◆ **Document excerpt**
The Turkey Baster Procedure



If you've had any experience with infertility, you're probably familiar with the "steps" your doctor may take to try and get you pregnant.

For me, it began with a tubal flush.  I'm sure there's a medical term for it, and I'm sure they used it when they told me that's what they wanted to do, but I don't remember it.  I only remember being told to take a few Motrin to help with the pain.

Motrin shmotrin.

Those pills have to be the running joke in the medical world.  They don't do shit.

Anyways, tubal flush.  Basically, to make sure there isn't some sort of blockage in your fallopian tubes, preventing the eggs from leaving the ovaries and making their way to the uterus, they have to squirt liquid through the tubes and the doctor watches on the ultrasound screen to make sure it moves through A-ok.

It was one of the most painful things I've experienced in this whole process.  It's like the most intense cramps you've ever had and all you want to do is curl up in a ball, squeezing the pain from your abdomen, but you cannot move because you have a syringe inside you and the doctor needs you to be still to see what's going on through the ultrasound screen.

Once that proved to be fine, we moved to Clomid.  I remember hearing things about Clomid, how you'll go hormone crazy, riding the highs and lows, driving your husband nuts.  But I don't remember being that way.  My husband may contradict that.

We did Clomid for a month, attempting to fertilize my eggs the old-fashioned way.  My doctor repeatedly told me I was responding "beautifully" to the medicine, and I often had several well-developed follicles.  But Month One resulted in no pregnancy.

Next option: Clomid with an IUI.

Intrauterine Insemination.

The "Turkey Baster."

That, it is not.  It is nothing as comedic as "The Switch" makes it out to be.  And, unlike a conversation I heard recently, it's not this "new thing they can do that's like using a turkey baster to get the stuff way up in there."  No, hun, it's been around a while.  And it isn't that simple.  (If only.)   You have to get the timing just right, which even then it's still an estimate, and then have your "trigger shot," the medication that tells the ovaries to "release the Kracken."  Then, within a few hours or so of that shot, you get basted.

Again, another super painful procedure for me.  Could be because I'm more sensitive to pain, could be because the doctors performing the procedures weren't the gentlest.  Either way, it was horrible.  My husband could hardly stand to be in the room watching because I was in so much agony.

[Collected data]

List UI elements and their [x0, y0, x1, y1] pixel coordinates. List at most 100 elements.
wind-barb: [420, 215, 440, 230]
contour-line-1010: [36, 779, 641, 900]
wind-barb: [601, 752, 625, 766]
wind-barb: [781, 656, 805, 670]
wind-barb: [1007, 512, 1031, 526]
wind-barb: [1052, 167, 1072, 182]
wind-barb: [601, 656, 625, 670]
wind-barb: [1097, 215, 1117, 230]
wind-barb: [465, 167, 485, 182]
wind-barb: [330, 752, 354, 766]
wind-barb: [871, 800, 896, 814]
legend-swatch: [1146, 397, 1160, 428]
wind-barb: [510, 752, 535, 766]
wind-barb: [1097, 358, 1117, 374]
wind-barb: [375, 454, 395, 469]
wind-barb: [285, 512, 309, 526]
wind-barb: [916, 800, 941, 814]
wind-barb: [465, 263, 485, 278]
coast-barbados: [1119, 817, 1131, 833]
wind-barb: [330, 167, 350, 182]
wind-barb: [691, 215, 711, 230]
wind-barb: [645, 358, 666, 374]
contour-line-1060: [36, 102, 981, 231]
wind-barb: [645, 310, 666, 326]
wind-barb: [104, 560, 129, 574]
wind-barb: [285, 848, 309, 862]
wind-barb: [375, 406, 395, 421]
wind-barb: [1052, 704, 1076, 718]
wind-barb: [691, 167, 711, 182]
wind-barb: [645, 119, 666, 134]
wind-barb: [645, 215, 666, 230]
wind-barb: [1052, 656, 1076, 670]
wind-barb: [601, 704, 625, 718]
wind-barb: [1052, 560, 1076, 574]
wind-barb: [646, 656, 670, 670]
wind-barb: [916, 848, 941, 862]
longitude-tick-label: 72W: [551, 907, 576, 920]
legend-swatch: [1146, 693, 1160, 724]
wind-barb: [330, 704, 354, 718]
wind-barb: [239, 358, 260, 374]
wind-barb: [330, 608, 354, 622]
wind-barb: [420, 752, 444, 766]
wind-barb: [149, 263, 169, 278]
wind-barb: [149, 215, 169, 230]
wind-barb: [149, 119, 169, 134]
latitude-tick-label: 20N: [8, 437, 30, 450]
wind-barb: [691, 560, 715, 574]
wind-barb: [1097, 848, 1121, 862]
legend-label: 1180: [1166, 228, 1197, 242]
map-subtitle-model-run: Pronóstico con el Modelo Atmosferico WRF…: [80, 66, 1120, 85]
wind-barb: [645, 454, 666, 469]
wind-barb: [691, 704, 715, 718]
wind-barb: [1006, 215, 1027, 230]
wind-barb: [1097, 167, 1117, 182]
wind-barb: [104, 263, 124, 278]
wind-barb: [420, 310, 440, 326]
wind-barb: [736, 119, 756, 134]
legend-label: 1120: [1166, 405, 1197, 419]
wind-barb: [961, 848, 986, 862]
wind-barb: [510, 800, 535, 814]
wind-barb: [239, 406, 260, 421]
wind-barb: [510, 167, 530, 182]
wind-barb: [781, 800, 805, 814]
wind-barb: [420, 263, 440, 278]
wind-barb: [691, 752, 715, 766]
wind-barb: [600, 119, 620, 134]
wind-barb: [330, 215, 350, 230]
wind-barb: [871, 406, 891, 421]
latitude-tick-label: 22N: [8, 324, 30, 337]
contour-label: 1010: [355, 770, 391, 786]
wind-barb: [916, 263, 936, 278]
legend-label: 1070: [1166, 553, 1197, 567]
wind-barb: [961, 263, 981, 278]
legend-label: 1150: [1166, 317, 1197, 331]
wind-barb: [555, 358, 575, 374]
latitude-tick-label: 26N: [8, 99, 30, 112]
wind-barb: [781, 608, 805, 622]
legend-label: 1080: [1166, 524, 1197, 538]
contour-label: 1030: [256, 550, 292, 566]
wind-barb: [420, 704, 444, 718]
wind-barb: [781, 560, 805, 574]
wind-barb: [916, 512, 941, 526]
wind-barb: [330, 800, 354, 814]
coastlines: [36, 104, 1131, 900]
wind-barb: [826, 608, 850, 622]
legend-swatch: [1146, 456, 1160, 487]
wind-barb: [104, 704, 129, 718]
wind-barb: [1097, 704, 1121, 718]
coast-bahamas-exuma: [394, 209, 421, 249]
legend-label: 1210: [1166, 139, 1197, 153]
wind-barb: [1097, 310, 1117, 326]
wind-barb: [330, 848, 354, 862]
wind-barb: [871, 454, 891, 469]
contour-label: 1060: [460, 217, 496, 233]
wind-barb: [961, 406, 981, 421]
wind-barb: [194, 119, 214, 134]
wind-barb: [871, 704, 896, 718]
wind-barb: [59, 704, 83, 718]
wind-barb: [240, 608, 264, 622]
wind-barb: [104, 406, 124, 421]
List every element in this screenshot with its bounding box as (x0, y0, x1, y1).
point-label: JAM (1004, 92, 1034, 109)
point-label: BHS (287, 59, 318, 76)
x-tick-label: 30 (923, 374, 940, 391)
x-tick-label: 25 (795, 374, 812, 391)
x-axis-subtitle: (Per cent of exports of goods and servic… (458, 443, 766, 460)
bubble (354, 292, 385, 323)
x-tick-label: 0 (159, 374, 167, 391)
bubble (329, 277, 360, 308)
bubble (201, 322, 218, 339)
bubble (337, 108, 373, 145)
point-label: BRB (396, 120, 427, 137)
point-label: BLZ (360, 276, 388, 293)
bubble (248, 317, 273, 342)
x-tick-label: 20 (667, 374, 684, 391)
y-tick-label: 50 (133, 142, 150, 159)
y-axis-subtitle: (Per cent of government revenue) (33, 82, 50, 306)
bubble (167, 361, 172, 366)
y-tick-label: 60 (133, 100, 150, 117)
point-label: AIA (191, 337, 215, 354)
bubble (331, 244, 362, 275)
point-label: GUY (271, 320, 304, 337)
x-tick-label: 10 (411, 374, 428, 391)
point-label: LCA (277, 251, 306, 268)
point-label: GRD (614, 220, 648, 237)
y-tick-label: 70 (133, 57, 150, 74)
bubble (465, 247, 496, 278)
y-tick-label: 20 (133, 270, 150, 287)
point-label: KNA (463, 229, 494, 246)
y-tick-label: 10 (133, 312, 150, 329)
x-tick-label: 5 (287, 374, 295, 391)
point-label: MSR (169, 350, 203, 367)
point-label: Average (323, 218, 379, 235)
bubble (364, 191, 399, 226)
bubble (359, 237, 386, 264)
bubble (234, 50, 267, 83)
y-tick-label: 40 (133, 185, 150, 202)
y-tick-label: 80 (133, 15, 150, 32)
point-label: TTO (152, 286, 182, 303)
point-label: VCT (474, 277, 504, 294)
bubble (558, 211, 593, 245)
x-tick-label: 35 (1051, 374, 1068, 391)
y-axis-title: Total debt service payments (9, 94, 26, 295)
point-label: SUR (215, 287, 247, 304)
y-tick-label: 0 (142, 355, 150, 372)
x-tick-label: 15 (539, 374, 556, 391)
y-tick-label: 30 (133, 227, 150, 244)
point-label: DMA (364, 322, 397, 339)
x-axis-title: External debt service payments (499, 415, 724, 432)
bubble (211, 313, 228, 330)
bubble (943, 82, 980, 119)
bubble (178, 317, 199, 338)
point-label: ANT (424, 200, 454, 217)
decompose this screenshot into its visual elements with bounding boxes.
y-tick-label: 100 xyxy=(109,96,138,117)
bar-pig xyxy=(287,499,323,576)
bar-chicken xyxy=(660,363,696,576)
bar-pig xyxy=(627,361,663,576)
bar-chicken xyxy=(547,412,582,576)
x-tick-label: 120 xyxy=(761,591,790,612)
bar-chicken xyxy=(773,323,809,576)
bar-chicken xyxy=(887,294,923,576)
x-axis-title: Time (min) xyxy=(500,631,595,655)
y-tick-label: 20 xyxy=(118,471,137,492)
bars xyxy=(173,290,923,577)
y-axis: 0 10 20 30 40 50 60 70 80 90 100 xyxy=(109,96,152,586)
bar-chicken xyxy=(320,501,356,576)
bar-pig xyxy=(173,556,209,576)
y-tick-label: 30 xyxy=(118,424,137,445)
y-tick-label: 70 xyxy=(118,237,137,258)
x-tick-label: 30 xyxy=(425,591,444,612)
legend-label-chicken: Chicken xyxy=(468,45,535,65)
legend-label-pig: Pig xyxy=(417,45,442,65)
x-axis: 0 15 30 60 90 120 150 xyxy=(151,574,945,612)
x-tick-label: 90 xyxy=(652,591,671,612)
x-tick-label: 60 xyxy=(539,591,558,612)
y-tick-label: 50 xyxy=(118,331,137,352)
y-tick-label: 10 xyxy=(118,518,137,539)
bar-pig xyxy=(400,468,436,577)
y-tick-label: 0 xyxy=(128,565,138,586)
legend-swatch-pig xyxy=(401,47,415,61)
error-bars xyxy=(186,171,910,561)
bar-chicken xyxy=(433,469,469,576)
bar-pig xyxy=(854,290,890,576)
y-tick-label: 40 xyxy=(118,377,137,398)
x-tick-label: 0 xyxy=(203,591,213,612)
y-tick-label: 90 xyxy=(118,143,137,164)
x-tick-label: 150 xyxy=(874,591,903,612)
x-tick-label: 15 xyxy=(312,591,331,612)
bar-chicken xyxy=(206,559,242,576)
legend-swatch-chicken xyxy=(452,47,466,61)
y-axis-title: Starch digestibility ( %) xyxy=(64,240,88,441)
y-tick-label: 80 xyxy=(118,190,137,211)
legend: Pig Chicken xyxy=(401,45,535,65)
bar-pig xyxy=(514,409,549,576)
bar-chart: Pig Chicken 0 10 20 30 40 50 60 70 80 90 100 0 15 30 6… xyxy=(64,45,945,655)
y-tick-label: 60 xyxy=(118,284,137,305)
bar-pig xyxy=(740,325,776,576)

◆ **Work request 1**
Does the infertility post agree with each statement? (a) The narrator remembers the medical term for the tubal flush. (b) The narrator spent a month on Clomid trying to conceive without an IUI. (c) The doctor said the narrator was responding poorly to Clomid. Answer yes or no for each, quoting the words of the post that decide it.
◆ **Work request 2**
Copy the passage of the infertility post starting at "Once that proved" and ending at "Intrauterine Insemination.".
The rows are not needed here.

◆ **Written reply 1**
(a) No: "but I don't remember it"
(b) Yes: "We did Clomid for a month, attempting to fertilize my eggs the old-fashioned way."
(c) No: "My doctor repeatedly told me I was responding "beautifully" to the medicine"

◆ **Written reply 2**
Once that proved to be fine, we moved to Clomid.  I remember hearing things about Clomid, how you'll go hormone crazy, riding the highs and lows, driving your husband nuts.  But I don't remember being that way.  My husband may contradict that.

We did Clomid for a month, attempting to fertilize my eggs the old-fashioned way.  My doctor repeatedly told me I was responding "beautifully" to the medicine, and I often had several well-developed follicles.  But Month One resulted in no pregnancy.

Next option: Clomid with an IUI.

Intrauterine Insemination.